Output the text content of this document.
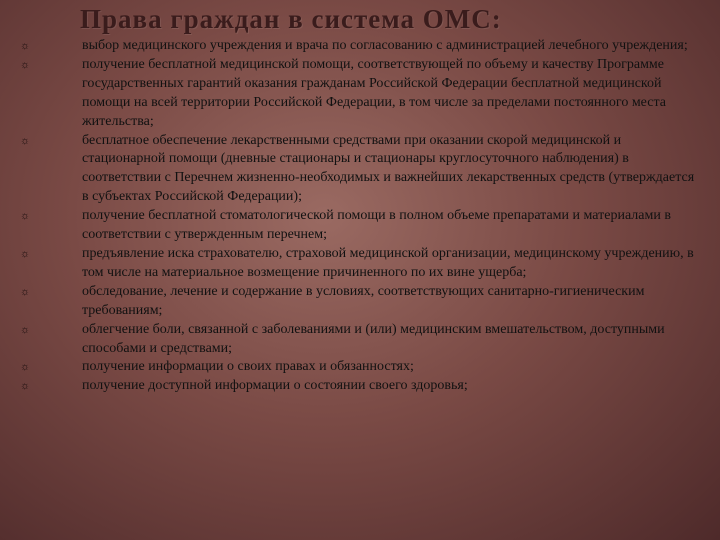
Права граждан в система ОМС:
☼	выбор медицинского учреждения и врача по согласованию с администрацией лечебного учреждения;
☼	получение бесплатной медицинской помощи, соответствующей по объему и качеству Программе государственных гарантий оказания гражданам Российской Федерации бесплатной медицинской помощи на всей территории Российской Федерации, в том числе за пределами постоянного места жительства;
☼	бесплатное обеспечение лекарственными средствами при оказании скорой медицинской и стационарной помощи (дневные стационары и стационары круглосуточного наблюдения) в соответствии с Перечнем жизненно-необходимых и важнейших лекарственных средств (утверждается в субъектах Российской Федерации);
☼	получение бесплатной стоматологической помощи в полном объеме препаратами и материалами в соответствии с утвержденным перечнем;
☼	предъявление иска страхователю, страховой медицинской организации, медицинскому учреждению, в том числе на материальное возмещение причиненного по их вине ущерба;
☼	обследование, лечение и содержание в условиях, соответствующих санитарно-гигиеническим требованиям;
☼	облегчение боли, связанной с заболеваниями и (или) медицинским вмешательством, доступными способами и средствами;
☼	получение информации о своих правах и обязанностях;
☼	получение доступной информации о состоянии своего здоровья;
----------
(Problem to work on) Without including any pictures, print each record exactly.

(Correct output)
Output the text content of this document.
Права граждан в система ОМС:
☼	выбор медицинского учреждения и врача по согласованию с администрацией лечебного учреждения;
☼	получение бесплатной медицинской помощи, соответствующей по объему и качеству Программе государственных гарантий оказания гражданам Российской Федерации бесплатной медицинской помощи на всей территории Российской Федерации, в том числе за пределами постоянного места жительства;
☼	бесплатное обеспечение лекарственными средствами при оказании скорой медицинской и стационарной помощи (дневные стационары и стационары круглосуточного наблюдения) в соответствии с Перечнем жизненно-необходимых и важнейших лекарственных средств (утверждается в субъектах Российской Федерации);
☼	получение бесплатной стоматологической помощи в полном объеме препаратами и материалами в соответствии с утвержденным перечнем;
☼	предъявление иска страхователю, страховой медицинской организации, медицинскому учреждению, в том числе на материальное возмещение причиненного по их вине ущерба;
☼	обследование, лечение и содержание в условиях, соответствующих санитарно-гигиеническим требованиям;
☼	облегчение боли, связанной с заболеваниями и (или) медицинским вмешательством, доступными способами и средствами;
☼	получение информации о своих правах и обязанностях;
☼	получение доступной информации о состоянии своего здоровья;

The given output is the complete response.